» Task to carry out:
Transcribe the material below exactly as it appears.

» Input rows:

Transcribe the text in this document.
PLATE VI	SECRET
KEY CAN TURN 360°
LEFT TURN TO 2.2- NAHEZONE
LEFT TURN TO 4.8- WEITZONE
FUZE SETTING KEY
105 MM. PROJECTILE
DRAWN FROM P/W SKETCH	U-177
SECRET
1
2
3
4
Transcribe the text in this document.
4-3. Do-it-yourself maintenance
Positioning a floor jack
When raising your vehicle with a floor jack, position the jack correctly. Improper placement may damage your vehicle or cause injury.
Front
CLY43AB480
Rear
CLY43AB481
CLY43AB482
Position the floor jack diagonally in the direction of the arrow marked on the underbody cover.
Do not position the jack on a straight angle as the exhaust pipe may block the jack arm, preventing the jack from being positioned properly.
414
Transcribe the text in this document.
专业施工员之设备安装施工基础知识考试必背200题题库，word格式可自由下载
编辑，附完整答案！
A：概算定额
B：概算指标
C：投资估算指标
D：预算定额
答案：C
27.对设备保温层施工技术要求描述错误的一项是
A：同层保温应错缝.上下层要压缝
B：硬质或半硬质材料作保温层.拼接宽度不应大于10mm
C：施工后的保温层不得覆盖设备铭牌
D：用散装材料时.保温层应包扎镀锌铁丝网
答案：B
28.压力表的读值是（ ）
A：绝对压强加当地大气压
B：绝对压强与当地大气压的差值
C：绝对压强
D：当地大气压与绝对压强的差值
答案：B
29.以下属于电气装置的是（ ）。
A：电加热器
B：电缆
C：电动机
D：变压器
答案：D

» Full output:
Transcribe the text in this document.
PLATE VI	SECRET
KEY CAN TURN 360°
LEFT TURN TO 2.2- NAHEZONE
LEFT TURN TO 4.8- WEITZONE
FUZE SETTING KEY
105 MM. PROJECTILE
DRAWN FROM P/W SKETCH	U-177
SECRET
1
2
3
4
Transcribe the text in this document.
4-3. Do-it-yourself maintenance
Positioning a floor jack
When raising your vehicle with a floor jack, position the jack correctly. Improper placement may damage your vehicle or cause injury.
Front
CLY43AB480
Rear
CLY43AB481
CLY43AB482
Position the floor jack diagonally in the direction of the arrow marked on the underbody cover.
Do not position the jack on a straight angle as the exhaust pipe may block the jack arm, preventing the jack from being positioned properly.
414
Transcribe the text in this document.
专业施工员之设备安装施工基础知识考试必背200题题库，word格式可自由下载
编辑，附完整答案！
A：概算定额
B：概算指标
C：投资估算指标
D：预算定额
答案：C
27.对设备保温层施工技术要求描述错误的一项是
A：同层保温应错缝.上下层要压缝
B：硬质或半硬质材料作保温层.拼接宽度不应大于10mm
C：施工后的保温层不得覆盖设备铭牌
D：用散装材料时.保温层应包扎镀锌铁丝网
答案：B
28.压力表的读值是（ ）
A：绝对压强加当地大气压
B：绝对压强与当地大气压的差值
C：绝对压强
D：当地大气压与绝对压强的差值
答案：B
29.以下属于电气装置的是（ ）。
A：电加热器
B：电缆
C：电动机
D：变压器
答案：D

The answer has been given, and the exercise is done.